**Data lines:**

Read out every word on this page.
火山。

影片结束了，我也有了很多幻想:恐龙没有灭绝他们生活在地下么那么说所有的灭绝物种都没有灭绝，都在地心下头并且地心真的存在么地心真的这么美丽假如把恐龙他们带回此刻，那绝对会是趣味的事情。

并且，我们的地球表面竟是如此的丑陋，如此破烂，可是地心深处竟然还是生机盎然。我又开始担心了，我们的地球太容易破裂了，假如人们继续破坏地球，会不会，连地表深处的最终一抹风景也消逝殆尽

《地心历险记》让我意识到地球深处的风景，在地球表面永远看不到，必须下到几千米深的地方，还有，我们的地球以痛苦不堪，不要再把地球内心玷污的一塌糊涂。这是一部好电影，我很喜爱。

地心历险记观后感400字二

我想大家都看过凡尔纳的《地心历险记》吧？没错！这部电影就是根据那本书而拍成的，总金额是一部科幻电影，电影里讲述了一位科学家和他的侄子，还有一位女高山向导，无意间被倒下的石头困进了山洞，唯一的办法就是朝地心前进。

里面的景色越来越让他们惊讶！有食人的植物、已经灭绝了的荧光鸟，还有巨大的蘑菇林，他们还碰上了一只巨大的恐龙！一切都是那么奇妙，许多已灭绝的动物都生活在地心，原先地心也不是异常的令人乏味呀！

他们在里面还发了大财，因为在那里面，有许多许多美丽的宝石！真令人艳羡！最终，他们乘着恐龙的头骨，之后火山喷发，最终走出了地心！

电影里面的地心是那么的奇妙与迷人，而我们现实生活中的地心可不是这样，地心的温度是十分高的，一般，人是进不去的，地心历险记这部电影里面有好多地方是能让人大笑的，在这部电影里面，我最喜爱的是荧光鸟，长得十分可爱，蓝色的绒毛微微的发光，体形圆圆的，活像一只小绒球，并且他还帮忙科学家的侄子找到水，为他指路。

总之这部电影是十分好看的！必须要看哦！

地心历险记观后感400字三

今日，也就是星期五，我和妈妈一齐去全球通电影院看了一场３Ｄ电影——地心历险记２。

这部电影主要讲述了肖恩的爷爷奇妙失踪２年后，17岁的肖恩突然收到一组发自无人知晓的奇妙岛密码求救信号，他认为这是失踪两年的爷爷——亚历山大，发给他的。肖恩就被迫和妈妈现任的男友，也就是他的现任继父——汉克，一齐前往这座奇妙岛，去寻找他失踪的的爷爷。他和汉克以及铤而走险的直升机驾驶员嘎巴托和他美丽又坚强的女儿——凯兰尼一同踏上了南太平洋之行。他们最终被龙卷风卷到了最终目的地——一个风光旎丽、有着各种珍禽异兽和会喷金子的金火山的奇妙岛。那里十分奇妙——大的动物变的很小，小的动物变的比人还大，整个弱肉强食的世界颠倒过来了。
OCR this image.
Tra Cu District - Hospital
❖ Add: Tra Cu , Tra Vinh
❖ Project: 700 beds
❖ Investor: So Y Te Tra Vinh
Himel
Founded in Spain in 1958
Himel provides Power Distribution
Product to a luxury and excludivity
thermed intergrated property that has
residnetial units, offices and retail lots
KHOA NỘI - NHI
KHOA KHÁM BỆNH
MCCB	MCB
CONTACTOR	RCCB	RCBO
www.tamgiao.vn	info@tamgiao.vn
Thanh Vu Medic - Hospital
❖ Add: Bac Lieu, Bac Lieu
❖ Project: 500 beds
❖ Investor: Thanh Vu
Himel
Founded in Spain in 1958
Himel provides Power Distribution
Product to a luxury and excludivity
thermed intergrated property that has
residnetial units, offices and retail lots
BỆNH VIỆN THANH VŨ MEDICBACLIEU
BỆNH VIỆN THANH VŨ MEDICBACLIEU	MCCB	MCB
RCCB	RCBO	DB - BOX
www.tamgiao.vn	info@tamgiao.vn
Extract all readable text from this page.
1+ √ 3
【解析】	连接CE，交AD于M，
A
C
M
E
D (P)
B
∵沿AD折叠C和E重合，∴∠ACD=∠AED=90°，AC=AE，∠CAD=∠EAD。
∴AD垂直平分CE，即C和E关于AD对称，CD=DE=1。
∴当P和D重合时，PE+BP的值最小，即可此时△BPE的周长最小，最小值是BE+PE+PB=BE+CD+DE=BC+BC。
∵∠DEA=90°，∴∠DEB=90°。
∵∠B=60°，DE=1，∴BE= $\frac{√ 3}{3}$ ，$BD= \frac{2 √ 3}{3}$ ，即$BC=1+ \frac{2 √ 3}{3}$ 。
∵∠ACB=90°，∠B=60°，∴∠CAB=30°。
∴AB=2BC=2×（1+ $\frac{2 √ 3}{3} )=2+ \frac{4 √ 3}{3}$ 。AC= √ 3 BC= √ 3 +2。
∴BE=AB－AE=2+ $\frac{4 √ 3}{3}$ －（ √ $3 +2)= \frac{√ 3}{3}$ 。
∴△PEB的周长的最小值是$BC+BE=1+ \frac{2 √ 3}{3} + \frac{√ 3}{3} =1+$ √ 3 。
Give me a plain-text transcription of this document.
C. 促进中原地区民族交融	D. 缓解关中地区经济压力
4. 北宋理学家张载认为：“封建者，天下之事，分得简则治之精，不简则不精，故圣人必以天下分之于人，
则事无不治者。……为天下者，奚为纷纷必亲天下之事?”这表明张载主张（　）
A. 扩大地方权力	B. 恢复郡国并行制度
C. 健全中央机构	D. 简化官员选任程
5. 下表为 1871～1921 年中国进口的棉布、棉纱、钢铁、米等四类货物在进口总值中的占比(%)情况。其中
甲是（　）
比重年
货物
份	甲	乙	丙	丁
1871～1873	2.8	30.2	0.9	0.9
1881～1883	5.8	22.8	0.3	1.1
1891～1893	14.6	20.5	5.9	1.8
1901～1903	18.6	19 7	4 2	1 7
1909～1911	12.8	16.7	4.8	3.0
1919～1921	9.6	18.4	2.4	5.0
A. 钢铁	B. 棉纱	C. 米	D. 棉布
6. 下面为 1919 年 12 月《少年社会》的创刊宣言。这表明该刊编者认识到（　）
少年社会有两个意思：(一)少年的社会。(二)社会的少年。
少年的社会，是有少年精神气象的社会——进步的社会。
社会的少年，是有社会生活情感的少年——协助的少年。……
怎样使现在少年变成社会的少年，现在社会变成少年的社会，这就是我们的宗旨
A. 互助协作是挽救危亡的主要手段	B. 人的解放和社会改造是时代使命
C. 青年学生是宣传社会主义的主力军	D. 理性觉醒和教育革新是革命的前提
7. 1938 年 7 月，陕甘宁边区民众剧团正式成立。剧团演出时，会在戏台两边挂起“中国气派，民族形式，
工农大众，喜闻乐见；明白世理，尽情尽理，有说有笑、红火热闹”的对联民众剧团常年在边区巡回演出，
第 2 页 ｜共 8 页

**Given exercise:**
Reproduce the lines of the entries above exactly, but only from the line containing "Extract all readable text from this page." through the final line.

**Answer below:**
Extract all readable text from this page.
1+ √ 3
【解析】	连接CE，交AD于M，
A
C
M
E
D (P)
B
∵沿AD折叠C和E重合，∴∠ACD=∠AED=90°，AC=AE，∠CAD=∠EAD。
∴AD垂直平分CE，即C和E关于AD对称，CD=DE=1。
∴当P和D重合时，PE+BP的值最小，即可此时△BPE的周长最小，最小值是BE+PE+PB=BE+CD+DE=BC+BC。
∵∠DEA=90°，∴∠DEB=90°。
∵∠B=60°，DE=1，∴BE= $\frac{√ 3}{3}$ ，$BD= \frac{2 √ 3}{3}$ ，即$BC=1+ \frac{2 √ 3}{3}$ 。
∵∠ACB=90°，∠B=60°，∴∠CAB=30°。
∴AB=2BC=2×（1+ $\frac{2 √ 3}{3} )=2+ \frac{4 √ 3}{3}$ 。AC= √ 3 BC= √ 3 +2。
∴BE=AB－AE=2+ $\frac{4 √ 3}{3}$ －（ √ $3 +2)= \frac{√ 3}{3}$ 。
∴△PEB的周长的最小值是$BC+BE=1+ \frac{2 √ 3}{3} + \frac{√ 3}{3} =1+$ √ 3 。
Give me a plain-text transcription of this document.
C. 促进中原地区民族交融	D. 缓解关中地区经济压力
4. 北宋理学家张载认为：“封建者，天下之事，分得简则治之精，不简则不精，故圣人必以天下分之于人，
则事无不治者。……为天下者，奚为纷纷必亲天下之事?”这表明张载主张（　）
A. 扩大地方权力	B. 恢复郡国并行制度
C. 健全中央机构	D. 简化官员选任程
5. 下表为 1871～1921 年中国进口的棉布、棉纱、钢铁、米等四类货物在进口总值中的占比(%)情况。其中
甲是（　）
比重年
货物
份	甲	乙	丙	丁
1871～1873	2.8	30.2	0.9	0.9
1881～1883	5.8	22.8	0.3	1.1
1891～1893	14.6	20.5	5.9	1.8
1901～1903	18.6	19 7	4 2	1 7
1909～1911	12.8	16.7	4.8	3.0
1919～1921	9.6	18.4	2.4	5.0
A. 钢铁	B. 棉纱	C. 米	D. 棉布
6. 下面为 1919 年 12 月《少年社会》的创刊宣言。这表明该刊编者认识到（　）
少年社会有两个意思：(一)少年的社会。(二)社会的少年。
少年的社会，是有少年精神气象的社会——进步的社会。
社会的少年，是有社会生活情感的少年——协助的少年。……
怎样使现在少年变成社会的少年，现在社会变成少年的社会，这就是我们的宗旨
A. 互助协作是挽救危亡的主要手段	B. 人的解放和社会改造是时代使命
C. 青年学生是宣传社会主义的主力军	D. 理性觉醒和教育革新是革命的前提
7. 1938 年 7 月，陕甘宁边区民众剧团正式成立。剧团演出时，会在戏台两边挂起“中国气派，民族形式，
工农大众，喜闻乐见；明白世理，尽情尽理，有说有笑、红火热闹”的对联民众剧团常年在边区巡回演出，
第 2 页 ｜共 8 页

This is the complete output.